──────── Material provided ────────
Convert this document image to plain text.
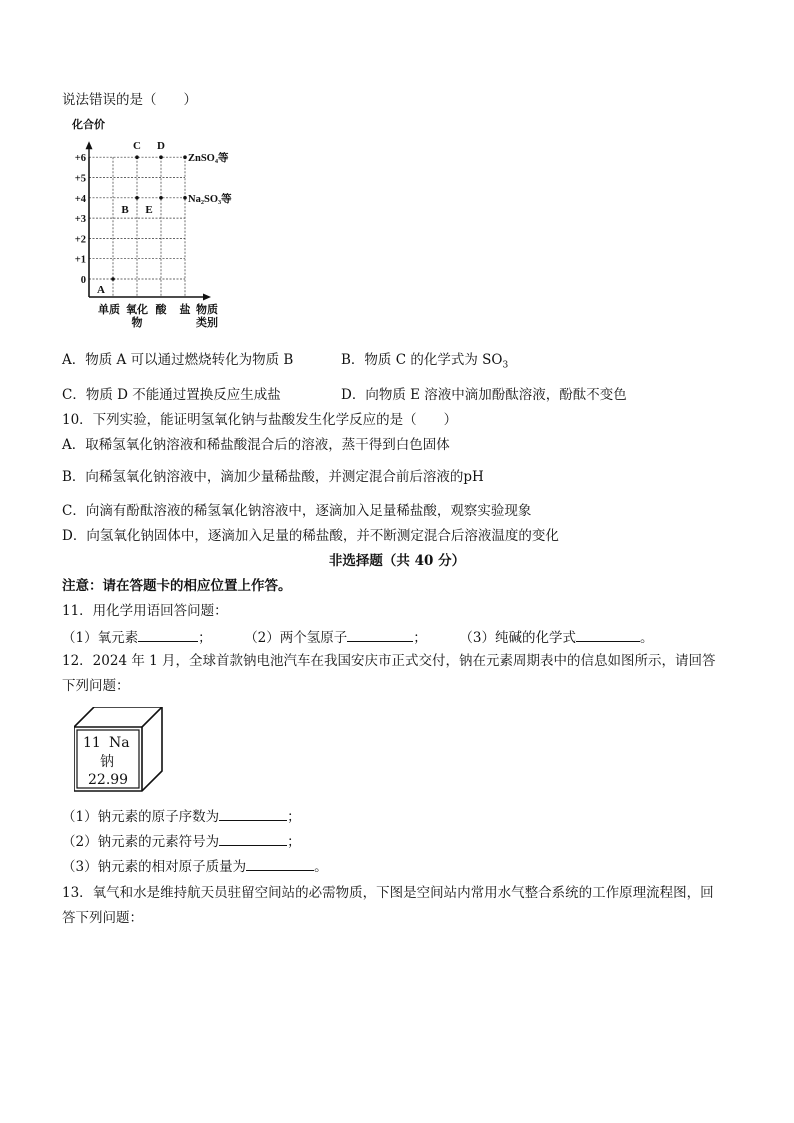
说法错误的是（　　）
化合价
+6
+5
+4
+3
+2
+1
0
单质 氧化
物
酸 盐 物质
类别
A
B
C D
E
ZnSO₄等
Na₂SO₃等
A．物质 A 可以通过燃烧转化为物质 B	B．物质 C 的化学式为 $SO_3$
C．物质 D 不能通过置换反应生成盐	D．向物质 E 溶液中滴加酚酞溶液，酚酞不变色
10．下列实验，能证明氢氧化钠与盐酸发生化学反应的是（　　）
A．取稀氢氧化钠溶液和稀盐酸混合后的溶液，蒸干得到白色固体
B．向稀氢氧化钠溶液中，滴加少量稀盐酸，并测定混合前后溶液的pH
C．向滴有酚酞溶液的稀氢氧化钠溶液中，逐滴加入足量稀盐酸，观察实验现象
D．向氢氧化钠固体中，逐滴加入足量的稀盐酸，并不断测定混合后溶液温度的变化
非选择题（共 40 分）
注意：请在答题卡的相应位置上作答。
11．用化学用语回答问题：
（1）氧元素	； （2）两个氢原子	； （3）纯碱的化学式	。
12．2024 年 1 月，全球首款钠电池汽车在我国安庆市正式交付，钠在元素周期表中的信息如图所示，请回答
下列问题：
11 Na
钠
22.99
（1）钠元素的原子序数为	；
（2）钠元素的元素符号为	；
（3）钠元素的相对原子质量为	。
13．氧气和水是维持航天员驻留空间站的必需物质，下图是空间站内常用水气整合系统的工作原理流程图，回
答下列问题：
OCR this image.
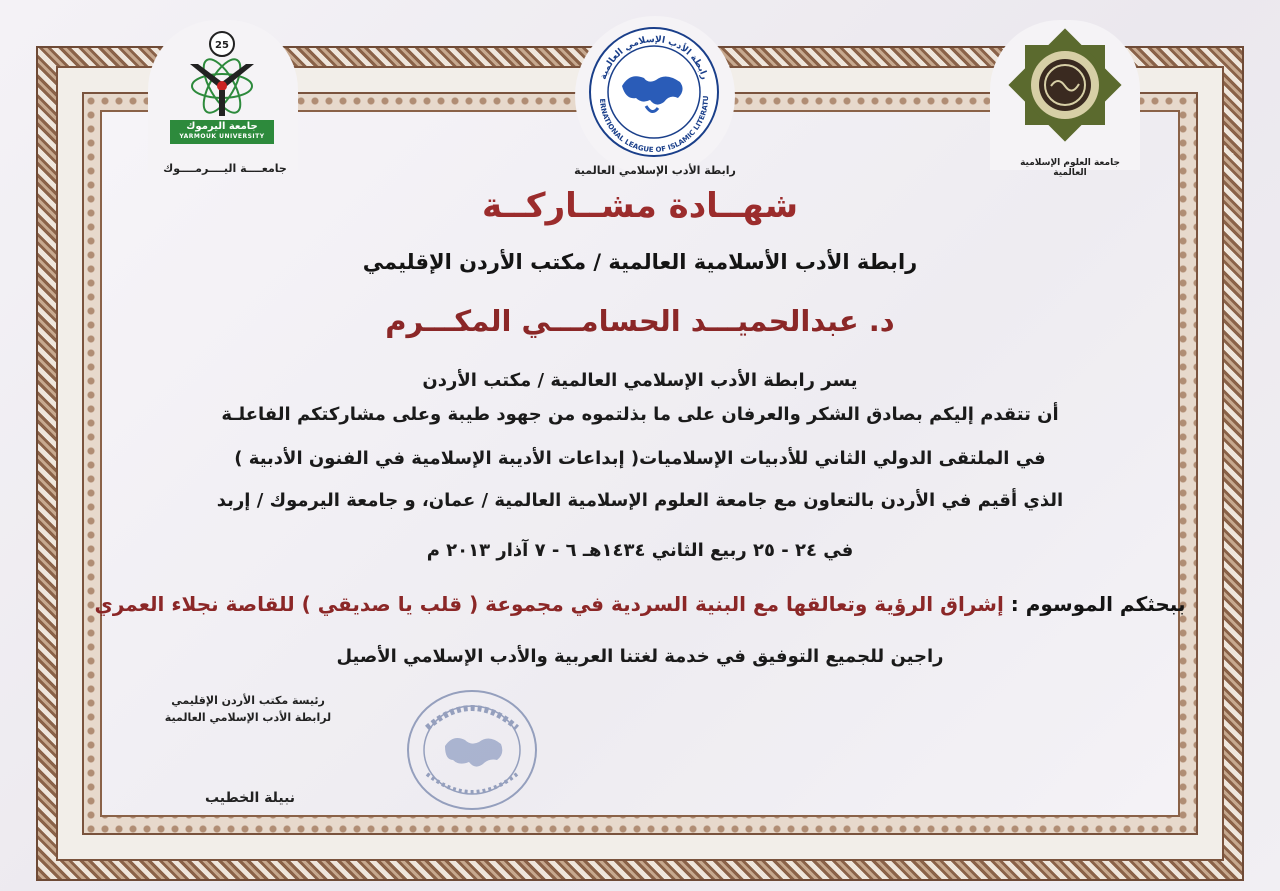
25
جامعة اليرموك
YARMOUK UNIVERSITY
جامعــــة اليــــرمــــوك
رابطة الأدب الإسلامي العالمية
ERNATIONAL LEAGUE OF ISLAMIC LITERATU
رابطة الأدب الإسلامي العالمية
جامعة العلوم الإسلامية العالمية
شهــادة مشــاركــة
رابطة الأدب الأسلامية العالمية / مكتب الأردن الإقليمي
د. عبدالحميـــد الحسامـــي المكـــرم
يسر رابطة الأدب الإسلامي العالمية / مكتب الأردن
أن تتقدم إليكم بصادق الشكر والعرفان على ما بذلتموه من جهود طيبة وعلى مشاركتكم الفاعلـة
في الملتقى الدولي الثاني للأدبيات الإسلاميات( إبداعات الأديبة الإسلامية في الفنون الأدبية )
الذي أقيم في الأردن بالتعاون مع جامعة العلوم الإسلامية العالمية / عمان، و جامعة اليرموك / إربد
في ٢٤ - ٢٥ ربيع الثاني ١٤٣٤هـ ٦ - ٧ آذار ٢٠١٣ م
ببحثكم الموسوم : إشراق الرؤية وتعالقها مع البنية السردية في مجموعة ( قلب يا صديقي ) للقاصة نجلاء العمري
راجين للجميع التوفيق في خدمة لغتنا العربية والأدب الإسلامي الأصيل
رئيسة مكتب الأردن الإقليمي
لرابطة الأدب الإسلامي العالمية
نبيلة الخطيب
────────
Exercise objective: Quote every record above exactly, leaving out any pictures.

Expected output:
Convert this document image to plain text.
说法错误的是（　　）
化合价
+6
+5
+4
+3
+2
+1
0
单质 氧化
物
酸 盐 物质
类别
A
B
C D
E
ZnSO₄等
Na₂SO₃等
A．物质 A 可以通过燃烧转化为物质 B	B．物质 C 的化学式为 $SO_3$
C．物质 D 不能通过置换反应生成盐	D．向物质 E 溶液中滴加酚酞溶液，酚酞不变色
10．下列实验，能证明氢氧化钠与盐酸发生化学反应的是（　　）
A．取稀氢氧化钠溶液和稀盐酸混合后的溶液，蒸干得到白色固体
B．向稀氢氧化钠溶液中，滴加少量稀盐酸，并测定混合前后溶液的pH
C．向滴有酚酞溶液的稀氢氧化钠溶液中，逐滴加入足量稀盐酸，观察实验现象
D．向氢氧化钠固体中，逐滴加入足量的稀盐酸，并不断测定混合后溶液温度的变化
非选择题（共 40 分）
注意：请在答题卡的相应位置上作答。
11．用化学用语回答问题：
（1）氧元素	； （2）两个氢原子	； （3）纯碱的化学式	。
12．2024 年 1 月，全球首款钠电池汽车在我国安庆市正式交付，钠在元素周期表中的信息如图所示，请回答
下列问题：
11 Na
钠
22.99
（1）钠元素的原子序数为	；
（2）钠元素的元素符号为	；
（3）钠元素的相对原子质量为	。
13．氧气和水是维持航天员驻留空间站的必需物质，下图是空间站内常用水气整合系统的工作原理流程图，回
答下列问题：
OCR this image.
25
جامعة اليرموك
YARMOUK UNIVERSITY
جامعــــة اليــــرمــــوك
رابطة الأدب الإسلامي العالمية
ERNATIONAL LEAGUE OF ISLAMIC LITERATU
رابطة الأدب الإسلامي العالمية
جامعة العلوم الإسلامية العالمية
شهــادة مشــاركــة
رابطة الأدب الأسلامية العالمية / مكتب الأردن الإقليمي
د. عبدالحميـــد الحسامـــي المكـــرم
يسر رابطة الأدب الإسلامي العالمية / مكتب الأردن
أن تتقدم إليكم بصادق الشكر والعرفان على ما بذلتموه من جهود طيبة وعلى مشاركتكم الفاعلـة
في الملتقى الدولي الثاني للأدبيات الإسلاميات( إبداعات الأديبة الإسلامية في الفنون الأدبية )
الذي أقيم في الأردن بالتعاون مع جامعة العلوم الإسلامية العالمية / عمان، و جامعة اليرموك / إربد
في ٢٤ - ٢٥ ربيع الثاني ١٤٣٤هـ ٦ - ٧ آذار ٢٠١٣ م
ببحثكم الموسوم : إشراق الرؤية وتعالقها مع البنية السردية في مجموعة ( قلب يا صديقي ) للقاصة نجلاء العمري
راجين للجميع التوفيق في خدمة لغتنا العربية والأدب الإسلامي الأصيل
رئيسة مكتب الأردن الإقليمي
لرابطة الأدب الإسلامي العالمية
نبيلة الخطيب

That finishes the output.